» **Directions**: Write out all records as given; omit images.

(Extracted data entries)
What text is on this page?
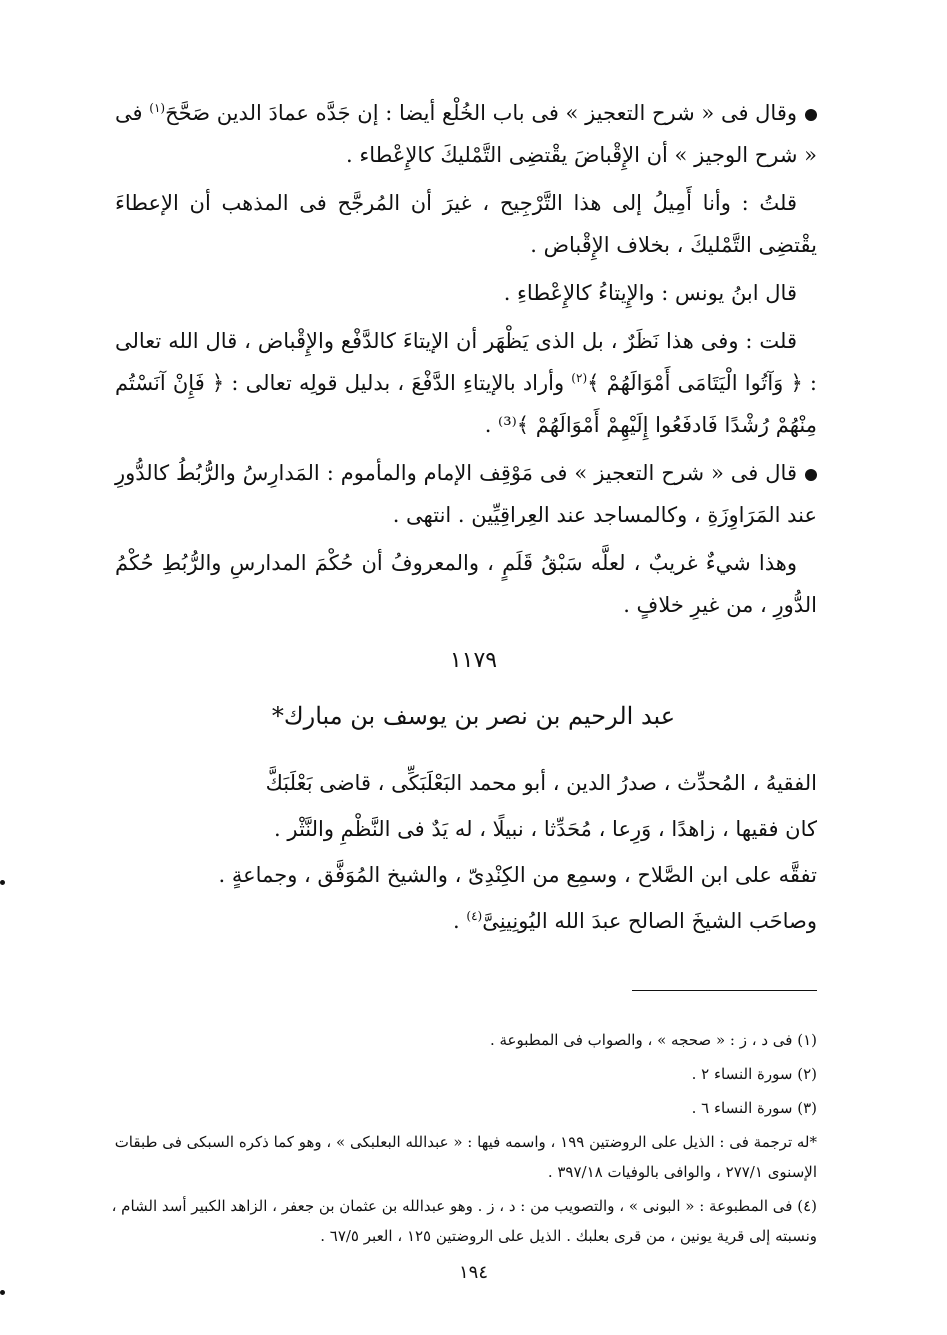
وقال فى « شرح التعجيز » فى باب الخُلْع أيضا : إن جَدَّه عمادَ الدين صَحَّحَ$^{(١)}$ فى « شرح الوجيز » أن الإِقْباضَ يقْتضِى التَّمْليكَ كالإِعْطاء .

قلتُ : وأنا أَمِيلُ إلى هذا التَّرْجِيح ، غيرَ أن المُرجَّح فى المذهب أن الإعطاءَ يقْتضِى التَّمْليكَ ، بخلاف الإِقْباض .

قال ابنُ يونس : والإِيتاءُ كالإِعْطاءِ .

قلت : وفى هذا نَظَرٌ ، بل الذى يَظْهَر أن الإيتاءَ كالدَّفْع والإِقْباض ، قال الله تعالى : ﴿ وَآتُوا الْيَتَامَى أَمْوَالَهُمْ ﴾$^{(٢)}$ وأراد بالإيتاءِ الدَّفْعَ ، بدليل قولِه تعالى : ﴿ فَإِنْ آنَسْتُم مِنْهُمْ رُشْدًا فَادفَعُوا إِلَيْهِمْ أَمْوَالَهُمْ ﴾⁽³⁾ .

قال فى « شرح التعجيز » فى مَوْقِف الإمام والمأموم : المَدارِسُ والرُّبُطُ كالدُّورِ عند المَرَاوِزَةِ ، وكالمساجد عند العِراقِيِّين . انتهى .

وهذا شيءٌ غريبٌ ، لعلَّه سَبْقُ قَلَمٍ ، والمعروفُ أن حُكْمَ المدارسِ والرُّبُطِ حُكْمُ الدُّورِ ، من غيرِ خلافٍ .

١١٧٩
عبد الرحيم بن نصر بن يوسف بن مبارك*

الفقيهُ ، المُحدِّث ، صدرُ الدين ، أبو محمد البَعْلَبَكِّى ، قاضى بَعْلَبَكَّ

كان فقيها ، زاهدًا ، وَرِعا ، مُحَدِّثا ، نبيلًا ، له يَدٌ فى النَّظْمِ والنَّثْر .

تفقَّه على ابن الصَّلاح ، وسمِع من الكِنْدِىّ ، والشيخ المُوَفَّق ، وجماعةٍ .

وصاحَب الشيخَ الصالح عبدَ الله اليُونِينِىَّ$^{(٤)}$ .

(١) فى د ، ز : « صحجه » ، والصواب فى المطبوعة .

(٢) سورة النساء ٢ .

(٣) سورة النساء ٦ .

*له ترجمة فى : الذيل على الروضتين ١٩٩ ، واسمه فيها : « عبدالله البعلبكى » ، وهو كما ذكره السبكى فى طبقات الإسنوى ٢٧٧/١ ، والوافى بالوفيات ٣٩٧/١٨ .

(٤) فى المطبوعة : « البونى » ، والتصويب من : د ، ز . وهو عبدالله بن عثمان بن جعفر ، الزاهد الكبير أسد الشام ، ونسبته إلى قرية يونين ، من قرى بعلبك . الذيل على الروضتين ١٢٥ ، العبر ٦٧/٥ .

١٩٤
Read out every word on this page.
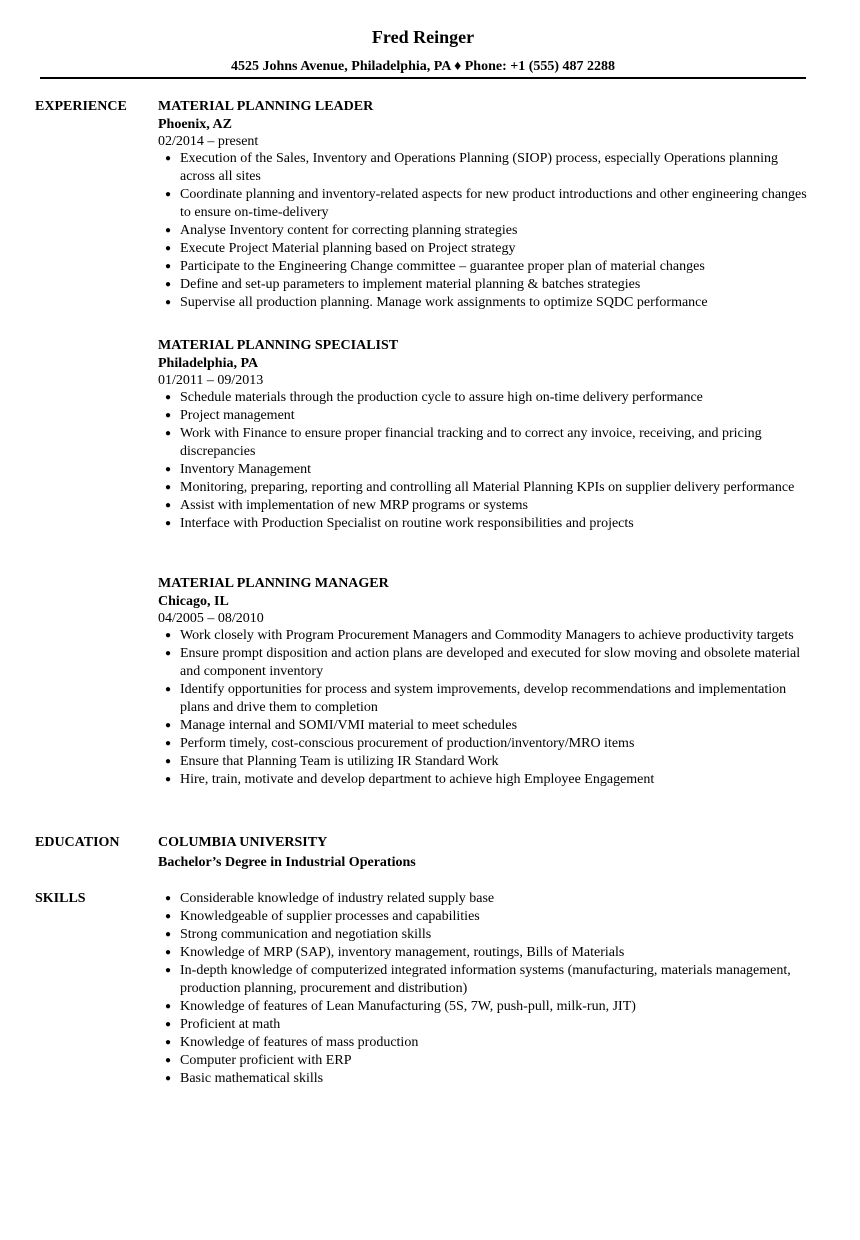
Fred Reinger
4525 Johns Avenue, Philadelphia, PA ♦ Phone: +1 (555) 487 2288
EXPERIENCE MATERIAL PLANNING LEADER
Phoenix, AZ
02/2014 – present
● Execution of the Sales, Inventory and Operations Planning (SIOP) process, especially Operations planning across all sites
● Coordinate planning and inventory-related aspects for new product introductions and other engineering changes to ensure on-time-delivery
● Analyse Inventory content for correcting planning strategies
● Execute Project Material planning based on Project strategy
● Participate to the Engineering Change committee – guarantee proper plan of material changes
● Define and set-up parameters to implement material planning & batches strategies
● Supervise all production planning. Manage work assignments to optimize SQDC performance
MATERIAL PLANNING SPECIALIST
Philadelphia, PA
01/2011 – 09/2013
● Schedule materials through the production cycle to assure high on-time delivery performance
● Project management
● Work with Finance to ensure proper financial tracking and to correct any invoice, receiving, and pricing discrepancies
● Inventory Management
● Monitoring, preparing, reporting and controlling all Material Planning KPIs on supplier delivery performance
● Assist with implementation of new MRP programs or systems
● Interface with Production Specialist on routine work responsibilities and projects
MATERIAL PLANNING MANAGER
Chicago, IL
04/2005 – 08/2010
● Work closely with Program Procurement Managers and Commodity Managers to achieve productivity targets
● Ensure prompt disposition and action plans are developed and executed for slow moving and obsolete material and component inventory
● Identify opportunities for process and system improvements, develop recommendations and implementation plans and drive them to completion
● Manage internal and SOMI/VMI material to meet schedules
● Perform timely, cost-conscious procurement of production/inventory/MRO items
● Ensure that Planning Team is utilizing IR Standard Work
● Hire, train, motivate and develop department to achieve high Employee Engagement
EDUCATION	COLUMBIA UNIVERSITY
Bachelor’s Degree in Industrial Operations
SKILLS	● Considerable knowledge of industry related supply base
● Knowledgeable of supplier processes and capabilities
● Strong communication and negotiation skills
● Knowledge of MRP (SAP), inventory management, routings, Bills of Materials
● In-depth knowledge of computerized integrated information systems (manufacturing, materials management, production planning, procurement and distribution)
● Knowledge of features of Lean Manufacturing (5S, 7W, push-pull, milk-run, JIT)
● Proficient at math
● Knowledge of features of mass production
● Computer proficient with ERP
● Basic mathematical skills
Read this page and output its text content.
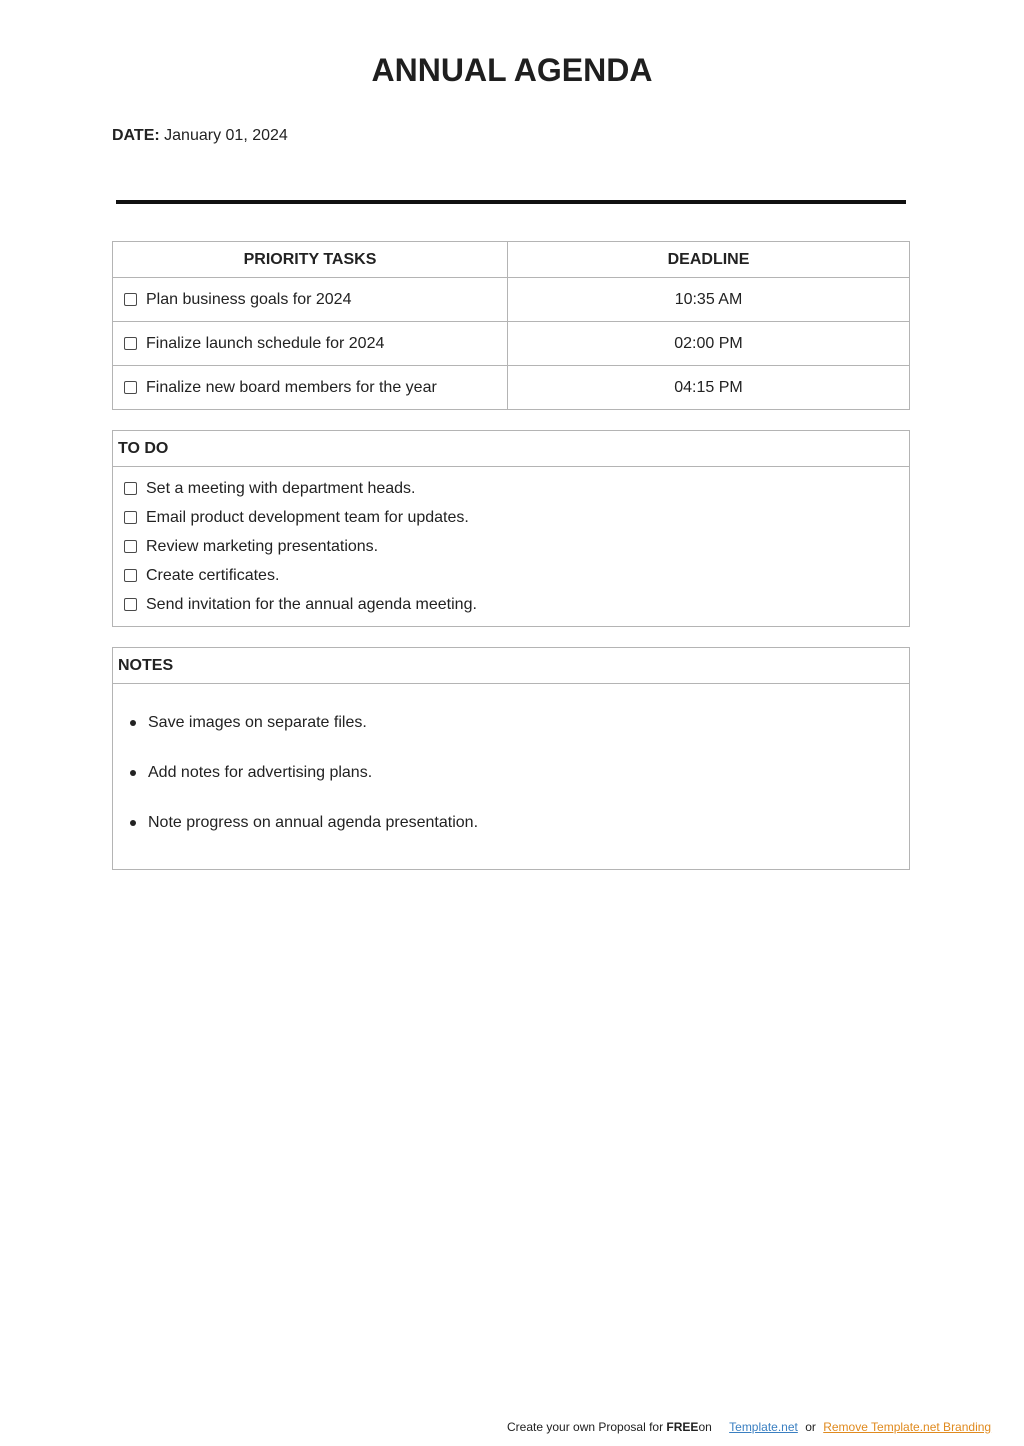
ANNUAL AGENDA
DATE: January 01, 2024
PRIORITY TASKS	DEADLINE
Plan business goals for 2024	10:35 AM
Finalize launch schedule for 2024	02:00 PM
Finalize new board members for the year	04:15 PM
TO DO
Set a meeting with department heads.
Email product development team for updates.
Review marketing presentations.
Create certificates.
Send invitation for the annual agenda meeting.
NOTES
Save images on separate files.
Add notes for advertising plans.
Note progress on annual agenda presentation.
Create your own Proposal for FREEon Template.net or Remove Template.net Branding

» **Task output**:
What text is on this page?
وقال فى « شرح التعجيز » فى باب الخُلْع أيضا : إن جَدَّه عمادَ الدين صَحَّحَ$^{(١)}$ فى « شرح الوجيز » أن الإِقْباضَ يقْتضِى التَّمْليكَ كالإِعْطاء .

قلتُ : وأنا أَمِيلُ إلى هذا التَّرْجِيح ، غيرَ أن المُرجَّح فى المذهب أن الإعطاءَ يقْتضِى التَّمْليكَ ، بخلاف الإِقْباض .

قال ابنُ يونس : والإِيتاءُ كالإِعْطاءِ .

قلت : وفى هذا نَظَرٌ ، بل الذى يَظْهَر أن الإيتاءَ كالدَّفْع والإِقْباض ، قال الله تعالى : ﴿ وَآتُوا الْيَتَامَى أَمْوَالَهُمْ ﴾$^{(٢)}$ وأراد بالإيتاءِ الدَّفْعَ ، بدليل قولِه تعالى : ﴿ فَإِنْ آنَسْتُم مِنْهُمْ رُشْدًا فَادفَعُوا إِلَيْهِمْ أَمْوَالَهُمْ ﴾⁽³⁾ .

قال فى « شرح التعجيز » فى مَوْقِف الإمام والمأموم : المَدارِسُ والرُّبُطُ كالدُّورِ عند المَرَاوِزَةِ ، وكالمساجد عند العِراقِيِّين . انتهى .

وهذا شيءٌ غريبٌ ، لعلَّه سَبْقُ قَلَمٍ ، والمعروفُ أن حُكْمَ المدارسِ والرُّبُطِ حُكْمُ الدُّورِ ، من غيرِ خلافٍ .

١١٧٩
عبد الرحيم بن نصر بن يوسف بن مبارك*

الفقيهُ ، المُحدِّث ، صدرُ الدين ، أبو محمد البَعْلَبَكِّى ، قاضى بَعْلَبَكَّ

كان فقيها ، زاهدًا ، وَرِعا ، مُحَدِّثا ، نبيلًا ، له يَدٌ فى النَّظْمِ والنَّثْر .

تفقَّه على ابن الصَّلاح ، وسمِع من الكِنْدِىّ ، والشيخ المُوَفَّق ، وجماعةٍ .

وصاحَب الشيخَ الصالح عبدَ الله اليُونِينِىَّ$^{(٤)}$ .

(١) فى د ، ز : « صحجه » ، والصواب فى المطبوعة .

(٢) سورة النساء ٢ .

(٣) سورة النساء ٦ .

*له ترجمة فى : الذيل على الروضتين ١٩٩ ، واسمه فيها : « عبدالله البعلبكى » ، وهو كما ذكره السبكى فى طبقات الإسنوى ٢٧٧/١ ، والوافى بالوفيات ٣٩٧/١٨ .

(٤) فى المطبوعة : « البونى » ، والتصويب من : د ، ز . وهو عبدالله بن عثمان بن جعفر ، الزاهد الكبير أسد الشام ، ونسبته إلى قرية يونين ، من قرى بعلبك . الذيل على الروضتين ١٢٥ ، العبر ٦٧/٥ .

١٩٤
Read out every word on this page.
Fred Reinger
4525 Johns Avenue, Philadelphia, PA ♦ Phone: +1 (555) 487 2288
EXPERIENCE MATERIAL PLANNING LEADER
Phoenix, AZ
02/2014 – present
● Execution of the Sales, Inventory and Operations Planning (SIOP) process, especially Operations planning across all sites
● Coordinate planning and inventory-related aspects for new product introductions and other engineering changes to ensure on-time-delivery
● Analyse Inventory content for correcting planning strategies
● Execute Project Material planning based on Project strategy
● Participate to the Engineering Change committee – guarantee proper plan of material changes
● Define and set-up parameters to implement material planning & batches strategies
● Supervise all production planning. Manage work assignments to optimize SQDC performance
MATERIAL PLANNING SPECIALIST
Philadelphia, PA
01/2011 – 09/2013
● Schedule materials through the production cycle to assure high on-time delivery performance
● Project management
● Work with Finance to ensure proper financial tracking and to correct any invoice, receiving, and pricing discrepancies
● Inventory Management
● Monitoring, preparing, reporting and controlling all Material Planning KPIs on supplier delivery performance
● Assist with implementation of new MRP programs or systems
● Interface with Production Specialist on routine work responsibilities and projects
MATERIAL PLANNING MANAGER
Chicago, IL
04/2005 – 08/2010
● Work closely with Program Procurement Managers and Commodity Managers to achieve productivity targets
● Ensure prompt disposition and action plans are developed and executed for slow moving and obsolete material and component inventory
● Identify opportunities for process and system improvements, develop recommendations and implementation plans and drive them to completion
● Manage internal and SOMI/VMI material to meet schedules
● Perform timely, cost-conscious procurement of production/inventory/MRO items
● Ensure that Planning Team is utilizing IR Standard Work
● Hire, train, motivate and develop department to achieve high Employee Engagement
EDUCATION	COLUMBIA UNIVERSITY
Bachelor’s Degree in Industrial Operations
SKILLS	● Considerable knowledge of industry related supply base
● Knowledgeable of supplier processes and capabilities
● Strong communication and negotiation skills
● Knowledge of MRP (SAP), inventory management, routings, Bills of Materials
● In-depth knowledge of computerized integrated information systems (manufacturing, materials management, production planning, procurement and distribution)
● Knowledge of features of Lean Manufacturing (5S, 7W, push-pull, milk-run, JIT)
● Proficient at math
● Knowledge of features of mass production
● Computer proficient with ERP
● Basic mathematical skills
Read this page and output its text content.
ANNUAL AGENDA
DATE: January 01, 2024
PRIORITY TASKS	DEADLINE
Plan business goals for 2024	10:35 AM
Finalize launch schedule for 2024	02:00 PM
Finalize new board members for the year	04:15 PM
TO DO
Set a meeting with department heads.
Email product development team for updates.
Review marketing presentations.
Create certificates.
Send invitation for the annual agenda meeting.
NOTES
Save images on separate files.
Add notes for advertising plans.
Note progress on annual agenda presentation.
Create your own Proposal for FREEon Template.net or Remove Template.net Branding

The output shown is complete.